## start Records provided

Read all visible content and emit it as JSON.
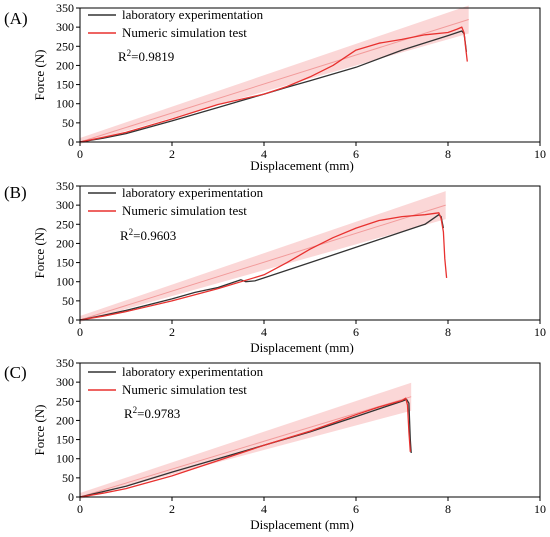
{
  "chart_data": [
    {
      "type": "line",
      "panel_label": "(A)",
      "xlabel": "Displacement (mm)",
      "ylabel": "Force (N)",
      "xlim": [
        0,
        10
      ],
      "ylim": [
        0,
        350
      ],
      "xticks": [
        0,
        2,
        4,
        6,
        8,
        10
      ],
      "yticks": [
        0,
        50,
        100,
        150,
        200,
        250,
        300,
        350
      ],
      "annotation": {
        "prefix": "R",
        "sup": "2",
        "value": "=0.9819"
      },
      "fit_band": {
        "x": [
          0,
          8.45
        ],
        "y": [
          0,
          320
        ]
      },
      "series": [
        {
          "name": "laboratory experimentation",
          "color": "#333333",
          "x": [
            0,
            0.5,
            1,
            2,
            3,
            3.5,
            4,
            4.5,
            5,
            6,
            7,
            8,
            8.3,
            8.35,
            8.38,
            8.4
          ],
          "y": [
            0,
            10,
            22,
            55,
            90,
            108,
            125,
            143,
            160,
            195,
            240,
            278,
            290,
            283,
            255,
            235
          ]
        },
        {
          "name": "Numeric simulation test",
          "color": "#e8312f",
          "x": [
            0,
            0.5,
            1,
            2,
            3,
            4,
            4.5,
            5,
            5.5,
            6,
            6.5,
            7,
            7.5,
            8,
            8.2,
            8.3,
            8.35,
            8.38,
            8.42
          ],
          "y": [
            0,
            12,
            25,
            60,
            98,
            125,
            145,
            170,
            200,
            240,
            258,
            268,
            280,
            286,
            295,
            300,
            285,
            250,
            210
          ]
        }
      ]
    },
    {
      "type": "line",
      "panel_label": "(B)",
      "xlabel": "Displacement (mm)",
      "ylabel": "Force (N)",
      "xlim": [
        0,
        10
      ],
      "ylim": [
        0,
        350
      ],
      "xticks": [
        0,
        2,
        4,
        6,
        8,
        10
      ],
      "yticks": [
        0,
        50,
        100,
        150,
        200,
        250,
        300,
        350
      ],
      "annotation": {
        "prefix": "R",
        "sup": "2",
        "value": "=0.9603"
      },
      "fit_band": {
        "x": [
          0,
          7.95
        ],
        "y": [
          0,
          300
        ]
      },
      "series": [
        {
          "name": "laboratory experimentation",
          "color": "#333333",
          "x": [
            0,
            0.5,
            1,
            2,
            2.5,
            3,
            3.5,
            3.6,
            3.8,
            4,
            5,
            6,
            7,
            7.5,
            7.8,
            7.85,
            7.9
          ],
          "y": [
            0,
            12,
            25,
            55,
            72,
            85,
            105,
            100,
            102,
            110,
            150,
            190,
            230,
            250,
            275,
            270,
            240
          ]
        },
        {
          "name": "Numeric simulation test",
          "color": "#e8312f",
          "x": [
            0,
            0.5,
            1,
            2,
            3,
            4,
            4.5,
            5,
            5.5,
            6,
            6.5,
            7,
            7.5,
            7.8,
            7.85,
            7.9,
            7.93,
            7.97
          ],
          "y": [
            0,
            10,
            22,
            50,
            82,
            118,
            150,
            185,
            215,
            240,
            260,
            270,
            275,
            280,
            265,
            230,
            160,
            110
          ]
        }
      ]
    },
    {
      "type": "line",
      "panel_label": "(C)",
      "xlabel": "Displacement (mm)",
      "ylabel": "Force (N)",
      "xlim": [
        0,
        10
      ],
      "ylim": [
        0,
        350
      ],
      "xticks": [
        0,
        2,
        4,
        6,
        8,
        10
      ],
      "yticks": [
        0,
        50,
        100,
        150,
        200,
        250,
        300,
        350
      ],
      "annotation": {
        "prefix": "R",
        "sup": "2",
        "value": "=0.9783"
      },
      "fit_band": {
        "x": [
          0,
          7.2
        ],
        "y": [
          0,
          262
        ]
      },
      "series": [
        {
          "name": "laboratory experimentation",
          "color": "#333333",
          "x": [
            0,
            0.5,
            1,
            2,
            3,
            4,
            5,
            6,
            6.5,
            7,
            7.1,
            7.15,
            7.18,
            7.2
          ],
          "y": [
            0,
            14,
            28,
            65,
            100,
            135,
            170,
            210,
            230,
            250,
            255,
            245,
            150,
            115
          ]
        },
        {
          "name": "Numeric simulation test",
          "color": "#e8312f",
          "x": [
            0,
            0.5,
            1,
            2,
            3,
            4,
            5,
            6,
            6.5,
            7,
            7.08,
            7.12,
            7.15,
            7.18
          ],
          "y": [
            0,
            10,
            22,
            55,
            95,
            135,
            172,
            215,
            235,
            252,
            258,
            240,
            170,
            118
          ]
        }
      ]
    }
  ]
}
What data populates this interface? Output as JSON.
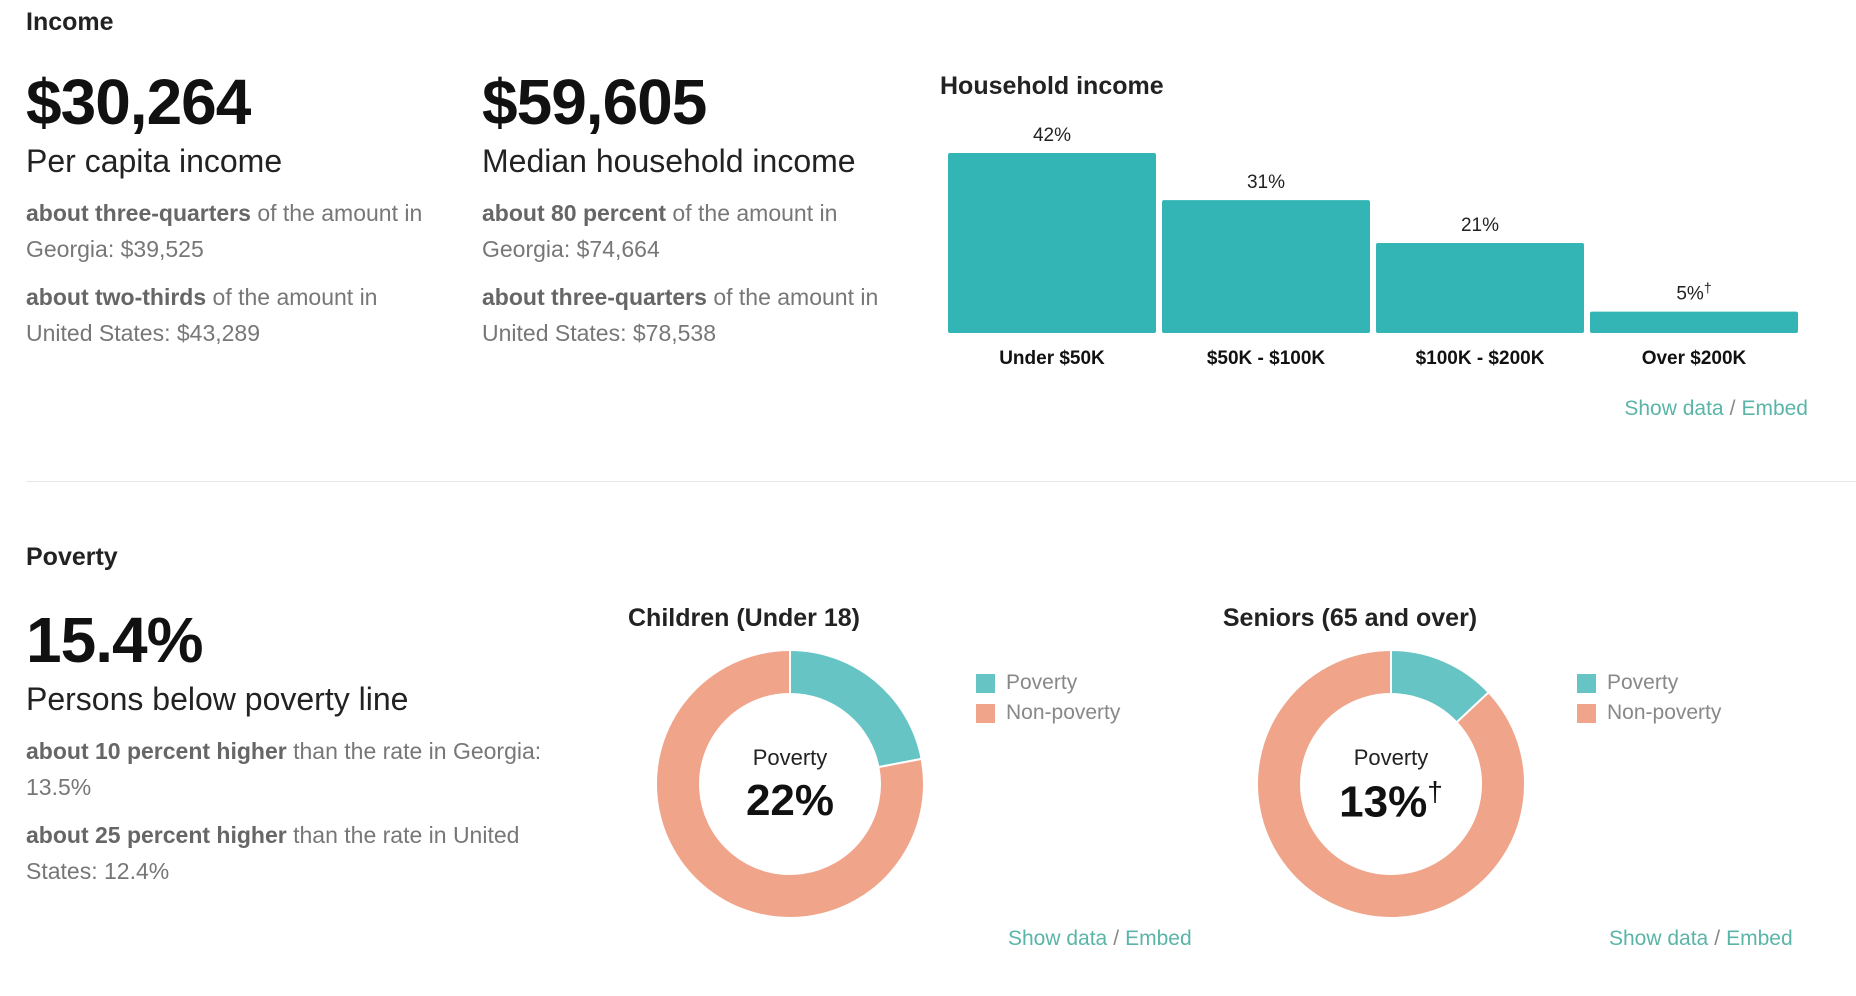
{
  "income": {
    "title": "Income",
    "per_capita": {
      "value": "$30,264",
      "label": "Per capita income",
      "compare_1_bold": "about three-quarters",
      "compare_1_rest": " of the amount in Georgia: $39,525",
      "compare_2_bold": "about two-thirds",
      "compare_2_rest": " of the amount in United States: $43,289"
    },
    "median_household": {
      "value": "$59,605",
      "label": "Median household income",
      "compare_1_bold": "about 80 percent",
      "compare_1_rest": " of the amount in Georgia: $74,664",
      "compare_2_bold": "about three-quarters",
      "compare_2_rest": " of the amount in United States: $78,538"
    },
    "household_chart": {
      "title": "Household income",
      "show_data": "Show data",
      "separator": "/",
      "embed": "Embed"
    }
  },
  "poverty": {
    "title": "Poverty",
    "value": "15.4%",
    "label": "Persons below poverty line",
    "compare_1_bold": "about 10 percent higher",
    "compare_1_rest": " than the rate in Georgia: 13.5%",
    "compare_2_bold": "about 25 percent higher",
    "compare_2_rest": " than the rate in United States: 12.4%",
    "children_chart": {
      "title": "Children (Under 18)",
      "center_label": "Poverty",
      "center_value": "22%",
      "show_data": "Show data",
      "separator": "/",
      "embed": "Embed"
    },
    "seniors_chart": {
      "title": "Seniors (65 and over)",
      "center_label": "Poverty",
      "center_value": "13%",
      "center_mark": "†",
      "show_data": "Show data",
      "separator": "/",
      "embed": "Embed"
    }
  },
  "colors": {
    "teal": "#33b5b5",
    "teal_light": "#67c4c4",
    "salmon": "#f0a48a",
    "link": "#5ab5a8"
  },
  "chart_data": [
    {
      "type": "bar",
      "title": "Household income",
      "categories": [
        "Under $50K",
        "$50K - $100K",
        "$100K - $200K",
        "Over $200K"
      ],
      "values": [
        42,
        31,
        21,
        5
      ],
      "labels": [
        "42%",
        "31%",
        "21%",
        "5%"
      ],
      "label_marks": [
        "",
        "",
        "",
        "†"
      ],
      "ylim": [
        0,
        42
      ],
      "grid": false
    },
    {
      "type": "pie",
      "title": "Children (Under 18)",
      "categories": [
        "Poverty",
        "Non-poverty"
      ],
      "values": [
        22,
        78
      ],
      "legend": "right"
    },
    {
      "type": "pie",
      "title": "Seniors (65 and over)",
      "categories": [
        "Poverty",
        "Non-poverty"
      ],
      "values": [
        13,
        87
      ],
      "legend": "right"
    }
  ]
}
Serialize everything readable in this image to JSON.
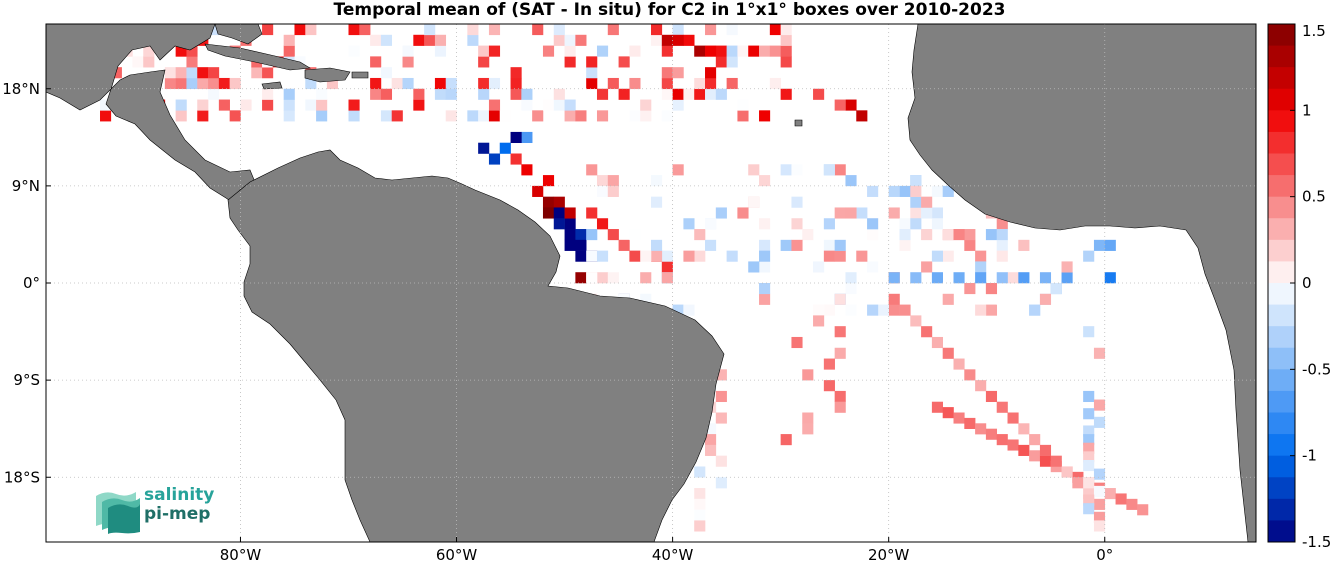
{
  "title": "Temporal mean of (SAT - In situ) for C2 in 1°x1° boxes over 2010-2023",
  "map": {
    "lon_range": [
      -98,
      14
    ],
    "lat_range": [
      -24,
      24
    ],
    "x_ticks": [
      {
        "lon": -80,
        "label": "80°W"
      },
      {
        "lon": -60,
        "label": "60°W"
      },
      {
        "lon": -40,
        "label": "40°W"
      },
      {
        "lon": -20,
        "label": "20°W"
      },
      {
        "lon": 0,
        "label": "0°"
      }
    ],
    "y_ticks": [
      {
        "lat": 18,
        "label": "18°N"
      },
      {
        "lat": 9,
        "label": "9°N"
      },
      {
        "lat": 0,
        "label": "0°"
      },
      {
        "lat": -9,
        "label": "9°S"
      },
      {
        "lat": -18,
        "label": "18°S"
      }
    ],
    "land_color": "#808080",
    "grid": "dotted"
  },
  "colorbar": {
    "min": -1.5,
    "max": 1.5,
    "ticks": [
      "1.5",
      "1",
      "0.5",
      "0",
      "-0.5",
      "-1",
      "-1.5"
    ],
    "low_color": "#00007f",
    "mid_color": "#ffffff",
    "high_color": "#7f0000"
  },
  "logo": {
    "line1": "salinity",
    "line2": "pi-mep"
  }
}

## end Records provided

• Exercise
Quote, please, only the lines running from the one with "Serialize everything readable" down to the final line of the data above, keeping both ends and skipping the pictures.

• Expected output
Serialize everything readable in this image to JSON.
{
  "title": "Temporal mean of (SAT - In situ) for C2 in 1°x1° boxes over 2010-2023",
  "map": {
    "lon_range": [
      -98,
      14
    ],
    "lat_range": [
      -24,
      24
    ],
    "x_ticks": [
      {
        "lon": -80,
        "label": "80°W"
      },
      {
        "lon": -60,
        "label": "60°W"
      },
      {
        "lon": -40,
        "label": "40°W"
      },
      {
        "lon": -20,
        "label": "20°W"
      },
      {
        "lon": 0,
        "label": "0°"
      }
    ],
    "y_ticks": [
      {
        "lat": 18,
        "label": "18°N"
      },
      {
        "lat": 9,
        "label": "9°N"
      },
      {
        "lat": 0,
        "label": "0°"
      },
      {
        "lat": -9,
        "label": "9°S"
      },
      {
        "lat": -18,
        "label": "18°S"
      }
    ],
    "land_color": "#808080",
    "grid": "dotted"
  },
  "colorbar": {
    "min": -1.5,
    "max": 1.5,
    "ticks": [
      "1.5",
      "1",
      "0.5",
      "0",
      "-0.5",
      "-1",
      "-1.5"
    ],
    "low_color": "#00007f",
    "mid_color": "#ffffff",
    "high_color": "#7f0000"
  },
  "logo": {
    "line1": "salinity",
    "line2": "pi-mep"
  }
}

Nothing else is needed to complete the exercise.